• [Written request]:
It is required that all of the data be written out exactly.

• [Records for this task]:
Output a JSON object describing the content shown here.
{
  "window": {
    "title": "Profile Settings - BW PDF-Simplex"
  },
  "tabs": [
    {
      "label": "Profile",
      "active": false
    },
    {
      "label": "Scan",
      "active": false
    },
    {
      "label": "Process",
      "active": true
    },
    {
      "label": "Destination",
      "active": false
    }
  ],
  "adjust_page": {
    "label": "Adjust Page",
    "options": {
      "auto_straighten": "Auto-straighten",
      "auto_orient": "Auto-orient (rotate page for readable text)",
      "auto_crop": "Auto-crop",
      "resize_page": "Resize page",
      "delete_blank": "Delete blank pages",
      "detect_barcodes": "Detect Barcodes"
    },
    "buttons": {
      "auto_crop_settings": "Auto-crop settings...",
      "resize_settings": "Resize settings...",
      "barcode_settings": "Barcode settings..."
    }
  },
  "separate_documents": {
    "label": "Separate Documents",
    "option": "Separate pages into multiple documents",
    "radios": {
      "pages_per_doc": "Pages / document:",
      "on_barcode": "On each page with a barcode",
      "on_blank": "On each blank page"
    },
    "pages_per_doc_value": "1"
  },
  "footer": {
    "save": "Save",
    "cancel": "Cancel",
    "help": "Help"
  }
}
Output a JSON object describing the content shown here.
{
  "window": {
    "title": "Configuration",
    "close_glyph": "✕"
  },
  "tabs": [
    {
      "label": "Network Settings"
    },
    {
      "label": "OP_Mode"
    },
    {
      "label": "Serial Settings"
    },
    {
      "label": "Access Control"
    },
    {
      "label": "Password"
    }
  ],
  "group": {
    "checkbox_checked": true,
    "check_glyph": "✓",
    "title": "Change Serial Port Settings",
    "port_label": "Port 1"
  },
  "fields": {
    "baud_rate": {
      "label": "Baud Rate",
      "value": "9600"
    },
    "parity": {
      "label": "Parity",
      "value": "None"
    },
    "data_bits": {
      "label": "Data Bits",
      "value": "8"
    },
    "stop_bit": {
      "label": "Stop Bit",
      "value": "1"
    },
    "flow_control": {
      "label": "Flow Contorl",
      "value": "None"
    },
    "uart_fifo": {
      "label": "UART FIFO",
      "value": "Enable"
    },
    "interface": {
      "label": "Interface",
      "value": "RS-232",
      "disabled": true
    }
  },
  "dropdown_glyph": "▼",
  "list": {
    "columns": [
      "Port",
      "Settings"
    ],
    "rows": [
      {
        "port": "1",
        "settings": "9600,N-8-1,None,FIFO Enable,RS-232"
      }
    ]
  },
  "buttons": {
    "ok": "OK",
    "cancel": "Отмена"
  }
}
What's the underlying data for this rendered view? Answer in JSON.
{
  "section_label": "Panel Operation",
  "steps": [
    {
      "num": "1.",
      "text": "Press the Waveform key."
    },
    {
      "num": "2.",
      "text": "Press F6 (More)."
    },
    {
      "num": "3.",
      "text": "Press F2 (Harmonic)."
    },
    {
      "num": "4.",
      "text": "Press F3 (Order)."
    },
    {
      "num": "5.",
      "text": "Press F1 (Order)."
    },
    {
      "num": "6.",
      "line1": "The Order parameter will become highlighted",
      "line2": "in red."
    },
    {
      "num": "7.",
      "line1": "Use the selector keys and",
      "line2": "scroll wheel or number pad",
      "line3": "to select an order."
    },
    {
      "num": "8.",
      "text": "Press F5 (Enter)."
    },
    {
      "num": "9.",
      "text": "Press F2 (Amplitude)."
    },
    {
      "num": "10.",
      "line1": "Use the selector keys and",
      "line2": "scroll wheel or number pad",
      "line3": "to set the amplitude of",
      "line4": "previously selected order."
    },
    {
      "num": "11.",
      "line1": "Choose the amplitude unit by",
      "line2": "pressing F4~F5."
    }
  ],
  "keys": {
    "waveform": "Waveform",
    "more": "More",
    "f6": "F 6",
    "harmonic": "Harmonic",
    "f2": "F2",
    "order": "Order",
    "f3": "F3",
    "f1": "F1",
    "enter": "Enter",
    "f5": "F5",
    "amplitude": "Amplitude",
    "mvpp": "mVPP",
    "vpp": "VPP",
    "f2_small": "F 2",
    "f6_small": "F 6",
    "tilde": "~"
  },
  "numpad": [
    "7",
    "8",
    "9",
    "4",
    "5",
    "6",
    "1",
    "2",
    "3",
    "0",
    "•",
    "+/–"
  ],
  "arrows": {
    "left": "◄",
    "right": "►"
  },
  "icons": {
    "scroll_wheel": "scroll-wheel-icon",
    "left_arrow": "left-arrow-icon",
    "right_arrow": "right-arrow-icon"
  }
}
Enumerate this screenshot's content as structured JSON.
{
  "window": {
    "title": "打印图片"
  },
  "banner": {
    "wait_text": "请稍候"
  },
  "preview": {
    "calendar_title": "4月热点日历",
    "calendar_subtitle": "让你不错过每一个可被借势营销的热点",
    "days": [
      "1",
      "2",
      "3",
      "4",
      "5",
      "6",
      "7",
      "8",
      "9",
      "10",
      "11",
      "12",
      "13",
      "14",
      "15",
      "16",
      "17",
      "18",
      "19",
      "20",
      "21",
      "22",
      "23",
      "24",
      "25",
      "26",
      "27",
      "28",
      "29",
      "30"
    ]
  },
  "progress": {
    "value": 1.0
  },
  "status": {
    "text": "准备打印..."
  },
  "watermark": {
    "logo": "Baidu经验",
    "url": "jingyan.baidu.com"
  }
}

• [Answer to the problem]:
Output a JSON object describing the content shown here.
{
  "window": {
    "title": "Profile Settings - BW PDF-Simplex"
  },
  "tabs": [
    {
      "label": "Profile",
      "active": false
    },
    {
      "label": "Scan",
      "active": false
    },
    {
      "label": "Process",
      "active": true
    },
    {
      "label": "Destination",
      "active": false
    }
  ],
  "adjust_page": {
    "label": "Adjust Page",
    "options": {
      "auto_straighten": "Auto-straighten",
      "auto_orient": "Auto-orient (rotate page for readable text)",
      "auto_crop": "Auto-crop",
      "resize_page": "Resize page",
      "delete_blank": "Delete blank pages",
      "detect_barcodes": "Detect Barcodes"
    },
    "buttons": {
      "auto_crop_settings": "Auto-crop settings...",
      "resize_settings": "Resize settings...",
      "barcode_settings": "Barcode settings..."
    }
  },
  "separate_documents": {
    "label": "Separate Documents",
    "option": "Separate pages into multiple documents",
    "radios": {
      "pages_per_doc": "Pages / document:",
      "on_barcode": "On each page with a barcode",
      "on_blank": "On each blank page"
    },
    "pages_per_doc_value": "1"
  },
  "footer": {
    "save": "Save",
    "cancel": "Cancel",
    "help": "Help"
  }
}
Output a JSON object describing the content shown here.
{
  "window": {
    "title": "Configuration",
    "close_glyph": "✕"
  },
  "tabs": [
    {
      "label": "Network Settings"
    },
    {
      "label": "OP_Mode"
    },
    {
      "label": "Serial Settings"
    },
    {
      "label": "Access Control"
    },
    {
      "label": "Password"
    }
  ],
  "group": {
    "checkbox_checked": true,
    "check_glyph": "✓",
    "title": "Change Serial Port Settings",
    "port_label": "Port 1"
  },
  "fields": {
    "baud_rate": {
      "label": "Baud Rate",
      "value": "9600"
    },
    "parity": {
      "label": "Parity",
      "value": "None"
    },
    "data_bits": {
      "label": "Data Bits",
      "value": "8"
    },
    "stop_bit": {
      "label": "Stop Bit",
      "value": "1"
    },
    "flow_control": {
      "label": "Flow Contorl",
      "value": "None"
    },
    "uart_fifo": {
      "label": "UART FIFO",
      "value": "Enable"
    },
    "interface": {
      "label": "Interface",
      "value": "RS-232",
      "disabled": true
    }
  },
  "dropdown_glyph": "▼",
  "list": {
    "columns": [
      "Port",
      "Settings"
    ],
    "rows": [
      {
        "port": "1",
        "settings": "9600,N-8-1,None,FIFO Enable,RS-232"
      }
    ]
  },
  "buttons": {
    "ok": "OK",
    "cancel": "Отмена"
  }
}
What's the underlying data for this rendered view? Answer in JSON.
{
  "section_label": "Panel Operation",
  "steps": [
    {
      "num": "1.",
      "text": "Press the Waveform key."
    },
    {
      "num": "2.",
      "text": "Press F6 (More)."
    },
    {
      "num": "3.",
      "text": "Press F2 (Harmonic)."
    },
    {
      "num": "4.",
      "text": "Press F3 (Order)."
    },
    {
      "num": "5.",
      "text": "Press F1 (Order)."
    },
    {
      "num": "6.",
      "line1": "The Order parameter will become highlighted",
      "line2": "in red."
    },
    {
      "num": "7.",
      "line1": "Use the selector keys and",
      "line2": "scroll wheel or number pad",
      "line3": "to select an order."
    },
    {
      "num": "8.",
      "text": "Press F5 (Enter)."
    },
    {
      "num": "9.",
      "text": "Press F2 (Amplitude)."
    },
    {
      "num": "10.",
      "line1": "Use the selector keys and",
      "line2": "scroll wheel or number pad",
      "line3": "to set the amplitude of",
      "line4": "previously selected order."
    },
    {
      "num": "11.",
      "line1": "Choose the amplitude unit by",
      "line2": "pressing F4~F5."
    }
  ],
  "keys": {
    "waveform": "Waveform",
    "more": "More",
    "f6": "F 6",
    "harmonic": "Harmonic",
    "f2": "F2",
    "order": "Order",
    "f3": "F3",
    "f1": "F1",
    "enter": "Enter",
    "f5": "F5",
    "amplitude": "Amplitude",
    "mvpp": "mVPP",
    "vpp": "VPP",
    "f2_small": "F 2",
    "f6_small": "F 6",
    "tilde": "~"
  },
  "numpad": [
    "7",
    "8",
    "9",
    "4",
    "5",
    "6",
    "1",
    "2",
    "3",
    "0",
    "•",
    "+/–"
  ],
  "arrows": {
    "left": "◄",
    "right": "►"
  },
  "icons": {
    "scroll_wheel": "scroll-wheel-icon",
    "left_arrow": "left-arrow-icon",
    "right_arrow": "right-arrow-icon"
  }
}
Enumerate this screenshot's content as structured JSON.
{
  "window": {
    "title": "打印图片"
  },
  "banner": {
    "wait_text": "请稍候"
  },
  "preview": {
    "calendar_title": "4月热点日历",
    "calendar_subtitle": "让你不错过每一个可被借势营销的热点",
    "days": [
      "1",
      "2",
      "3",
      "4",
      "5",
      "6",
      "7",
      "8",
      "9",
      "10",
      "11",
      "12",
      "13",
      "14",
      "15",
      "16",
      "17",
      "18",
      "19",
      "20",
      "21",
      "22",
      "23",
      "24",
      "25",
      "26",
      "27",
      "28",
      "29",
      "30"
    ]
  },
  "progress": {
    "value": 1.0
  },
  "status": {
    "text": "准备打印..."
  },
  "watermark": {
    "logo": "Baidu经验",
    "url": "jingyan.baidu.com"
  }
}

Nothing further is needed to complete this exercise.